Work to be completed ▸ Repeat the listing in full, exactly as it stands.

--- START OF Data excerpts ---

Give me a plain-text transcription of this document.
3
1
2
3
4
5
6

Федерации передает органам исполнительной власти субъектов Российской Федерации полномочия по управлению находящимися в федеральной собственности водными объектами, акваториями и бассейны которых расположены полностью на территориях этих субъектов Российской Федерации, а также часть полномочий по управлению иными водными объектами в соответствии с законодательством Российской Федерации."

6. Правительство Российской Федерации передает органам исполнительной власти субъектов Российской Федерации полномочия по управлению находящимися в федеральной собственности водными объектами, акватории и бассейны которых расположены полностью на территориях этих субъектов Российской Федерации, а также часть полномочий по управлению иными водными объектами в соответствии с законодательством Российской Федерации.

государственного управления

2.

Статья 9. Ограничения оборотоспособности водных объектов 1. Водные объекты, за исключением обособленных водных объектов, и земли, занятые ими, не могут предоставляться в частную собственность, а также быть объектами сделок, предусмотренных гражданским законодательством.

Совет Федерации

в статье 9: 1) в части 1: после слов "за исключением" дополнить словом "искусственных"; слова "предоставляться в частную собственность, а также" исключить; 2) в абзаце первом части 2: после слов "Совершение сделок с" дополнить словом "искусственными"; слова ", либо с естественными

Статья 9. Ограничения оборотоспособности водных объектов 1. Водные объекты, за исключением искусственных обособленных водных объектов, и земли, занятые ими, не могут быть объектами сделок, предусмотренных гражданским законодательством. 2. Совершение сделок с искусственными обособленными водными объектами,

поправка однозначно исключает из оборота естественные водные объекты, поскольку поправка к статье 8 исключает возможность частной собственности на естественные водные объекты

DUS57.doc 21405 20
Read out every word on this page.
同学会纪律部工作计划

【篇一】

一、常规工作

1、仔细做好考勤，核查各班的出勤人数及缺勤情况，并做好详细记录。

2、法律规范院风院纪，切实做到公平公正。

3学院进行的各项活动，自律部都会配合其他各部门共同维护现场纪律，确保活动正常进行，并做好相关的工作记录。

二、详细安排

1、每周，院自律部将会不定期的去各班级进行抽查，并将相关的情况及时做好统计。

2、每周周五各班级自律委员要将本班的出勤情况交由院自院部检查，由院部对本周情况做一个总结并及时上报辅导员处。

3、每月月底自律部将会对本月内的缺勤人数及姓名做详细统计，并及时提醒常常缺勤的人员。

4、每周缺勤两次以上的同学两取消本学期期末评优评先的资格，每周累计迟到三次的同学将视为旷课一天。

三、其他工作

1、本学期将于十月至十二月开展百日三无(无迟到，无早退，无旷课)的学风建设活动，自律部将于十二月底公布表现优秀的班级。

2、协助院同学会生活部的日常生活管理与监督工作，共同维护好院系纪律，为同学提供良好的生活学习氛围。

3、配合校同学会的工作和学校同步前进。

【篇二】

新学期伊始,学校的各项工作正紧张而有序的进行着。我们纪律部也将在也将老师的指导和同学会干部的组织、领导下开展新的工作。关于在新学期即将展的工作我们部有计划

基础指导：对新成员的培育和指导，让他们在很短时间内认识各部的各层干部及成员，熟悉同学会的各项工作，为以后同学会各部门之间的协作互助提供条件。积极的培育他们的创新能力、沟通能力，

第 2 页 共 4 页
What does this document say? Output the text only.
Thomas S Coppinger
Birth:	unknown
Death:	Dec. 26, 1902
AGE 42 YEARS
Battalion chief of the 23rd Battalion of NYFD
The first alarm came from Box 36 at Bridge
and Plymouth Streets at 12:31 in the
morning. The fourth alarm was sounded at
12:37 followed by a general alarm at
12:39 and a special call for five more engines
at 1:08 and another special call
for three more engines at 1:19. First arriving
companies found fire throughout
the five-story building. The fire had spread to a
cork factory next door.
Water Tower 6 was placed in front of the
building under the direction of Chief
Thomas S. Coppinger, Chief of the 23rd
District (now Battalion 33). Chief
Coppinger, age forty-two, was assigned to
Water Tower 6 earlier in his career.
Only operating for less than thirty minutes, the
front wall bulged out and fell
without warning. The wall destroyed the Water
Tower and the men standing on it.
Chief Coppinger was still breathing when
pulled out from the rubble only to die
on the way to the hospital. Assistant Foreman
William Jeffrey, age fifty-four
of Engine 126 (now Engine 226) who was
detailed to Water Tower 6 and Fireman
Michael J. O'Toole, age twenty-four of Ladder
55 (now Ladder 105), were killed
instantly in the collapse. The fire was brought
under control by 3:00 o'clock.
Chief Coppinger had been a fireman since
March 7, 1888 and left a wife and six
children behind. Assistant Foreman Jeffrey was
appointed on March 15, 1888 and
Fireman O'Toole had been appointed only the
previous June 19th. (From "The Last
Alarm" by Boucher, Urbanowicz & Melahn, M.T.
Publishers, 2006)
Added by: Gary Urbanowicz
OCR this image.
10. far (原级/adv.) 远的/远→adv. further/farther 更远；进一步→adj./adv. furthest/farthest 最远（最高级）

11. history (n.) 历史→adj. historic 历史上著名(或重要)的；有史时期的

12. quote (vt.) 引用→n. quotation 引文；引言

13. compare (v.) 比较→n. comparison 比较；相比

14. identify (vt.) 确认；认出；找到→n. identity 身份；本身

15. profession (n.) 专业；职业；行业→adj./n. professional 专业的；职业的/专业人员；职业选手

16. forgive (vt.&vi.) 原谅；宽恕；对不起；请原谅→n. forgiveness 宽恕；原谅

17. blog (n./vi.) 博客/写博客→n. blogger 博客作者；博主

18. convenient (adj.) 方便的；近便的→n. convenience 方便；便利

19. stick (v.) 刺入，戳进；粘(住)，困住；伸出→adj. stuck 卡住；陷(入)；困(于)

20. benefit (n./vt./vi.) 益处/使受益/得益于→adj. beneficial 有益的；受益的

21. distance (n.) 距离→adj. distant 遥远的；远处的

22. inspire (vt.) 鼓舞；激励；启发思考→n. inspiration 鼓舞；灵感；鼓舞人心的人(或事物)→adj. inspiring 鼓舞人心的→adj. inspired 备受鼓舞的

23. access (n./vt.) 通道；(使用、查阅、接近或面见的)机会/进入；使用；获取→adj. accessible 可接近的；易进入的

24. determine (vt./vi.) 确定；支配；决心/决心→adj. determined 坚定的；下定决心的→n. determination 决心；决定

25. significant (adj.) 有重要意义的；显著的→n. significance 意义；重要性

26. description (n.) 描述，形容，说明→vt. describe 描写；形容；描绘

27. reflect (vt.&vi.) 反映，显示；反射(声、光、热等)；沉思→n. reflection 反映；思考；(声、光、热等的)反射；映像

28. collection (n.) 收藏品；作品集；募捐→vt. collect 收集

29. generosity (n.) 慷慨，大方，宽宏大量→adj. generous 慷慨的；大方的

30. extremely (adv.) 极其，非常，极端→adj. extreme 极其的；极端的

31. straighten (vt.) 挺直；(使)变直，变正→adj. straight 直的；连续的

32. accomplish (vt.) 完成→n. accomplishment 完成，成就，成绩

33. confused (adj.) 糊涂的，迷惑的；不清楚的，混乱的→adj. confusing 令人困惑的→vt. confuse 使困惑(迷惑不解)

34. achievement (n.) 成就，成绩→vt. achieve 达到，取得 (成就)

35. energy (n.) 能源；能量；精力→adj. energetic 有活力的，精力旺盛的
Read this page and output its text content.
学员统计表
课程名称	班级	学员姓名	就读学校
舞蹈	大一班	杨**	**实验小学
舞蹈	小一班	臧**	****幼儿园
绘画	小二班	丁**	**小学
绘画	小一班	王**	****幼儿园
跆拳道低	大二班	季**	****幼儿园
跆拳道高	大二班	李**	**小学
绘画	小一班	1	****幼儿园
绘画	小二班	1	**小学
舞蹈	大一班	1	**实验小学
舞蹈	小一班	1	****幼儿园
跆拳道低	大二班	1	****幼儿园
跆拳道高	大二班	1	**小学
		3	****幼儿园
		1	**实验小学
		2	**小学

--- END OF Data excerpts ---

Correct result ▸
Give me a plain-text transcription of this document.
3
1
2
3
4
5
6

Федерации передает органам исполнительной власти субъектов Российской Федерации полномочия по управлению находящимися в федеральной собственности водными объектами, акваториями и бассейны которых расположены полностью на территориях этих субъектов Российской Федерации, а также часть полномочий по управлению иными водными объектами в соответствии с законодательством Российской Федерации."

6. Правительство Российской Федерации передает органам исполнительной власти субъектов Российской Федерации полномочия по управлению находящимися в федеральной собственности водными объектами, акватории и бассейны которых расположены полностью на территориях этих субъектов Российской Федерации, а также часть полномочий по управлению иными водными объектами в соответствии с законодательством Российской Федерации.

государственного управления

2.

Статья 9. Ограничения оборотоспособности водных объектов 1. Водные объекты, за исключением обособленных водных объектов, и земли, занятые ими, не могут предоставляться в частную собственность, а также быть объектами сделок, предусмотренных гражданским законодательством.

Совет Федерации

в статье 9: 1) в части 1: после слов "за исключением" дополнить словом "искусственных"; слова "предоставляться в частную собственность, а также" исключить; 2) в абзаце первом части 2: после слов "Совершение сделок с" дополнить словом "искусственными"; слова ", либо с естественными

Статья 9. Ограничения оборотоспособности водных объектов 1. Водные объекты, за исключением искусственных обособленных водных объектов, и земли, занятые ими, не могут быть объектами сделок, предусмотренных гражданским законодательством. 2. Совершение сделок с искусственными обособленными водными объектами,

поправка однозначно исключает из оборота естественные водные объекты, поскольку поправка к статье 8 исключает возможность частной собственности на естественные водные объекты

DUS57.doc 21405 20
Read out every word on this page.
同学会纪律部工作计划

【篇一】

一、常规工作

1、仔细做好考勤，核查各班的出勤人数及缺勤情况，并做好详细记录。

2、法律规范院风院纪，切实做到公平公正。

3学院进行的各项活动，自律部都会配合其他各部门共同维护现场纪律，确保活动正常进行，并做好相关的工作记录。

二、详细安排

1、每周，院自律部将会不定期的去各班级进行抽查，并将相关的情况及时做好统计。

2、每周周五各班级自律委员要将本班的出勤情况交由院自院部检查，由院部对本周情况做一个总结并及时上报辅导员处。

3、每月月底自律部将会对本月内的缺勤人数及姓名做详细统计，并及时提醒常常缺勤的人员。

4、每周缺勤两次以上的同学两取消本学期期末评优评先的资格，每周累计迟到三次的同学将视为旷课一天。

三、其他工作

1、本学期将于十月至十二月开展百日三无(无迟到，无早退，无旷课)的学风建设活动，自律部将于十二月底公布表现优秀的班级。

2、协助院同学会生活部的日常生活管理与监督工作，共同维护好院系纪律，为同学提供良好的生活学习氛围。

3、配合校同学会的工作和学校同步前进。

【篇二】

新学期伊始,学校的各项工作正紧张而有序的进行着。我们纪律部也将在也将老师的指导和同学会干部的组织、领导下开展新的工作。关于在新学期即将展的工作我们部有计划

基础指导：对新成员的培育和指导，让他们在很短时间内认识各部的各层干部及成员，熟悉同学会的各项工作，为以后同学会各部门之间的协作互助提供条件。积极的培育他们的创新能力、沟通能力，

第 2 页 共 4 页
What does this document say? Output the text only.
Thomas S Coppinger
Birth:	unknown
Death:	Dec. 26, 1902
AGE 42 YEARS
Battalion chief of the 23rd Battalion of NYFD
The first alarm came from Box 36 at Bridge
and Plymouth Streets at 12:31 in the
morning. The fourth alarm was sounded at
12:37 followed by a general alarm at
12:39 and a special call for five more engines
at 1:08 and another special call
for three more engines at 1:19. First arriving
companies found fire throughout
the five-story building. The fire had spread to a
cork factory next door.
Water Tower 6 was placed in front of the
building under the direction of Chief
Thomas S. Coppinger, Chief of the 23rd
District (now Battalion 33). Chief
Coppinger, age forty-two, was assigned to
Water Tower 6 earlier in his career.
Only operating for less than thirty minutes, the
front wall bulged out and fell
without warning. The wall destroyed the Water
Tower and the men standing on it.
Chief Coppinger was still breathing when
pulled out from the rubble only to die
on the way to the hospital. Assistant Foreman
William Jeffrey, age fifty-four
of Engine 126 (now Engine 226) who was
detailed to Water Tower 6 and Fireman
Michael J. O'Toole, age twenty-four of Ladder
55 (now Ladder 105), were killed
instantly in the collapse. The fire was brought
under control by 3:00 o'clock.
Chief Coppinger had been a fireman since
March 7, 1888 and left a wife and six
children behind. Assistant Foreman Jeffrey was
appointed on March 15, 1888 and
Fireman O'Toole had been appointed only the
previous June 19th. (From "The Last
Alarm" by Boucher, Urbanowicz & Melahn, M.T.
Publishers, 2006)
Added by: Gary Urbanowicz
OCR this image.
10. far (原级/adv.) 远的/远→adv. further/farther 更远；进一步→adj./adv. furthest/farthest 最远（最高级）

11. history (n.) 历史→adj. historic 历史上著名(或重要)的；有史时期的

12. quote (vt.) 引用→n. quotation 引文；引言

13. compare (v.) 比较→n. comparison 比较；相比

14. identify (vt.) 确认；认出；找到→n. identity 身份；本身

15. profession (n.) 专业；职业；行业→adj./n. professional 专业的；职业的/专业人员；职业选手

16. forgive (vt.&vi.) 原谅；宽恕；对不起；请原谅→n. forgiveness 宽恕；原谅

17. blog (n./vi.) 博客/写博客→n. blogger 博客作者；博主

18. convenient (adj.) 方便的；近便的→n. convenience 方便；便利

19. stick (v.) 刺入，戳进；粘(住)，困住；伸出→adj. stuck 卡住；陷(入)；困(于)

20. benefit (n./vt./vi.) 益处/使受益/得益于→adj. beneficial 有益的；受益的

21. distance (n.) 距离→adj. distant 遥远的；远处的

22. inspire (vt.) 鼓舞；激励；启发思考→n. inspiration 鼓舞；灵感；鼓舞人心的人(或事物)→adj. inspiring 鼓舞人心的→adj. inspired 备受鼓舞的

23. access (n./vt.) 通道；(使用、查阅、接近或面见的)机会/进入；使用；获取→adj. accessible 可接近的；易进入的

24. determine (vt./vi.) 确定；支配；决心/决心→adj. determined 坚定的；下定决心的→n. determination 决心；决定

25. significant (adj.) 有重要意义的；显著的→n. significance 意义；重要性

26. description (n.) 描述，形容，说明→vt. describe 描写；形容；描绘

27. reflect (vt.&vi.) 反映，显示；反射(声、光、热等)；沉思→n. reflection 反映；思考；(声、光、热等的)反射；映像

28. collection (n.) 收藏品；作品集；募捐→vt. collect 收集

29. generosity (n.) 慷慨，大方，宽宏大量→adj. generous 慷慨的；大方的

30. extremely (adv.) 极其，非常，极端→adj. extreme 极其的；极端的

31. straighten (vt.) 挺直；(使)变直，变正→adj. straight 直的；连续的

32. accomplish (vt.) 完成→n. accomplishment 完成，成就，成绩

33. confused (adj.) 糊涂的，迷惑的；不清楚的，混乱的→adj. confusing 令人困惑的→vt. confuse 使困惑(迷惑不解)

34. achievement (n.) 成就，成绩→vt. achieve 达到，取得 (成就)

35. energy (n.) 能源；能量；精力→adj. energetic 有活力的，精力旺盛的
Read this page and output its text content.
学员统计表
课程名称	班级	学员姓名	就读学校
舞蹈	大一班	杨**	**实验小学
舞蹈	小一班	臧**	****幼儿园
绘画	小二班	丁**	**小学
绘画	小一班	王**	****幼儿园
跆拳道低	大二班	季**	****幼儿园
跆拳道高	大二班	李**	**小学
绘画	小一班	1	****幼儿园
绘画	小二班	1	**小学
舞蹈	大一班	1	**实验小学
舞蹈	小一班	1	****幼儿园
跆拳道低	大二班	1	****幼儿园
跆拳道高	大二班	1	**小学
		3	****幼儿园
		1	**实验小学
		2	**小学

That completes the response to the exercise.